**AIM:** Exact repetition is required: output every record in full.

[Records]

⁂

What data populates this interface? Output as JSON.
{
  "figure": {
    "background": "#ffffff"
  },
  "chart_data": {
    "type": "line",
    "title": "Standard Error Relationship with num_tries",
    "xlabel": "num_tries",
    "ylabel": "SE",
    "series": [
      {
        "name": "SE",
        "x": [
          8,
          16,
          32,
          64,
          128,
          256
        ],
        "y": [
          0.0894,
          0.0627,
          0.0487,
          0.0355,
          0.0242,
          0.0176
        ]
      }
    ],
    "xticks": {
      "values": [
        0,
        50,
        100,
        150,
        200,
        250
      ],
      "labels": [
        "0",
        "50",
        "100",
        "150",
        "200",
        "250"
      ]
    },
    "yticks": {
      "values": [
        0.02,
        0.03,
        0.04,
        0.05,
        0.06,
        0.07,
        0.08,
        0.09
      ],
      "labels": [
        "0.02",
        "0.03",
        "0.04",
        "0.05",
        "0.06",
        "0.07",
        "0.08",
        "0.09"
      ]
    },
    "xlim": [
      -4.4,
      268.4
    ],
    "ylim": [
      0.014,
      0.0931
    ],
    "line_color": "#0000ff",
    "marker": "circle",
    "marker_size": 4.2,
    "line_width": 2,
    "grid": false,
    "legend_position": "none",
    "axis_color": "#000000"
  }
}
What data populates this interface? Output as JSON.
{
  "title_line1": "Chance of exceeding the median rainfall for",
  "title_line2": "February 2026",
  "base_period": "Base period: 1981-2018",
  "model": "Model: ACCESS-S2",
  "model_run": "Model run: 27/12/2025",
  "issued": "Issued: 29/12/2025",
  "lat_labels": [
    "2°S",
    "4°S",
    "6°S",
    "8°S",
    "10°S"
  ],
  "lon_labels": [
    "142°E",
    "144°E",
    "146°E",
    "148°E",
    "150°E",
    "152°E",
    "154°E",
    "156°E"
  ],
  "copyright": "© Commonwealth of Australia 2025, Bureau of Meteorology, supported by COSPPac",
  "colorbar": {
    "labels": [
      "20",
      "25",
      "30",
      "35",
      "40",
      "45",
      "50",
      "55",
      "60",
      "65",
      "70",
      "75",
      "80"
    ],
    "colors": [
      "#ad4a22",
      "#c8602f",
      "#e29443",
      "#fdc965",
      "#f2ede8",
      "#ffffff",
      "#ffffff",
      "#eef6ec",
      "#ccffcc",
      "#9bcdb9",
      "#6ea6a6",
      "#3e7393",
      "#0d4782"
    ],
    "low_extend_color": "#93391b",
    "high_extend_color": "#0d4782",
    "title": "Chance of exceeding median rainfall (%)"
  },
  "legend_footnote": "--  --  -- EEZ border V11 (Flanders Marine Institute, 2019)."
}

⁂

**WRITTEN RESPONSE:**
What data populates this interface? Output as JSON.
{
  "figure": {
    "background": "#ffffff"
  },
  "chart_data": {
    "type": "line",
    "title": "Standard Error Relationship with num_tries",
    "xlabel": "num_tries",
    "ylabel": "SE",
    "series": [
      {
        "name": "SE",
        "x": [
          8,
          16,
          32,
          64,
          128,
          256
        ],
        "y": [
          0.0894,
          0.0627,
          0.0487,
          0.0355,
          0.0242,
          0.0176
        ]
      }
    ],
    "xticks": {
      "values": [
        0,
        50,
        100,
        150,
        200,
        250
      ],
      "labels": [
        "0",
        "50",
        "100",
        "150",
        "200",
        "250"
      ]
    },
    "yticks": {
      "values": [
        0.02,
        0.03,
        0.04,
        0.05,
        0.06,
        0.07,
        0.08,
        0.09
      ],
      "labels": [
        "0.02",
        "0.03",
        "0.04",
        "0.05",
        "0.06",
        "0.07",
        "0.08",
        "0.09"
      ]
    },
    "xlim": [
      -4.4,
      268.4
    ],
    "ylim": [
      0.014,
      0.0931
    ],
    "line_color": "#0000ff",
    "marker": "circle",
    "marker_size": 4.2,
    "line_width": 2,
    "grid": false,
    "legend_position": "none",
    "axis_color": "#000000"
  }
}
What data populates this interface? Output as JSON.
{
  "title_line1": "Chance of exceeding the median rainfall for",
  "title_line2": "February 2026",
  "base_period": "Base period: 1981-2018",
  "model": "Model: ACCESS-S2",
  "model_run": "Model run: 27/12/2025",
  "issued": "Issued: 29/12/2025",
  "lat_labels": [
    "2°S",
    "4°S",
    "6°S",
    "8°S",
    "10°S"
  ],
  "lon_labels": [
    "142°E",
    "144°E",
    "146°E",
    "148°E",
    "150°E",
    "152°E",
    "154°E",
    "156°E"
  ],
  "copyright": "© Commonwealth of Australia 2025, Bureau of Meteorology, supported by COSPPac",
  "colorbar": {
    "labels": [
      "20",
      "25",
      "30",
      "35",
      "40",
      "45",
      "50",
      "55",
      "60",
      "65",
      "70",
      "75",
      "80"
    ],
    "colors": [
      "#ad4a22",
      "#c8602f",
      "#e29443",
      "#fdc965",
      "#f2ede8",
      "#ffffff",
      "#ffffff",
      "#eef6ec",
      "#ccffcc",
      "#9bcdb9",
      "#6ea6a6",
      "#3e7393",
      "#0d4782"
    ],
    "low_extend_color": "#93391b",
    "high_extend_color": "#0d4782",
    "title": "Chance of exceeding median rainfall (%)"
  },
  "legend_footnote": "--  --  -- EEZ border V11 (Flanders Marine Institute, 2019)."
}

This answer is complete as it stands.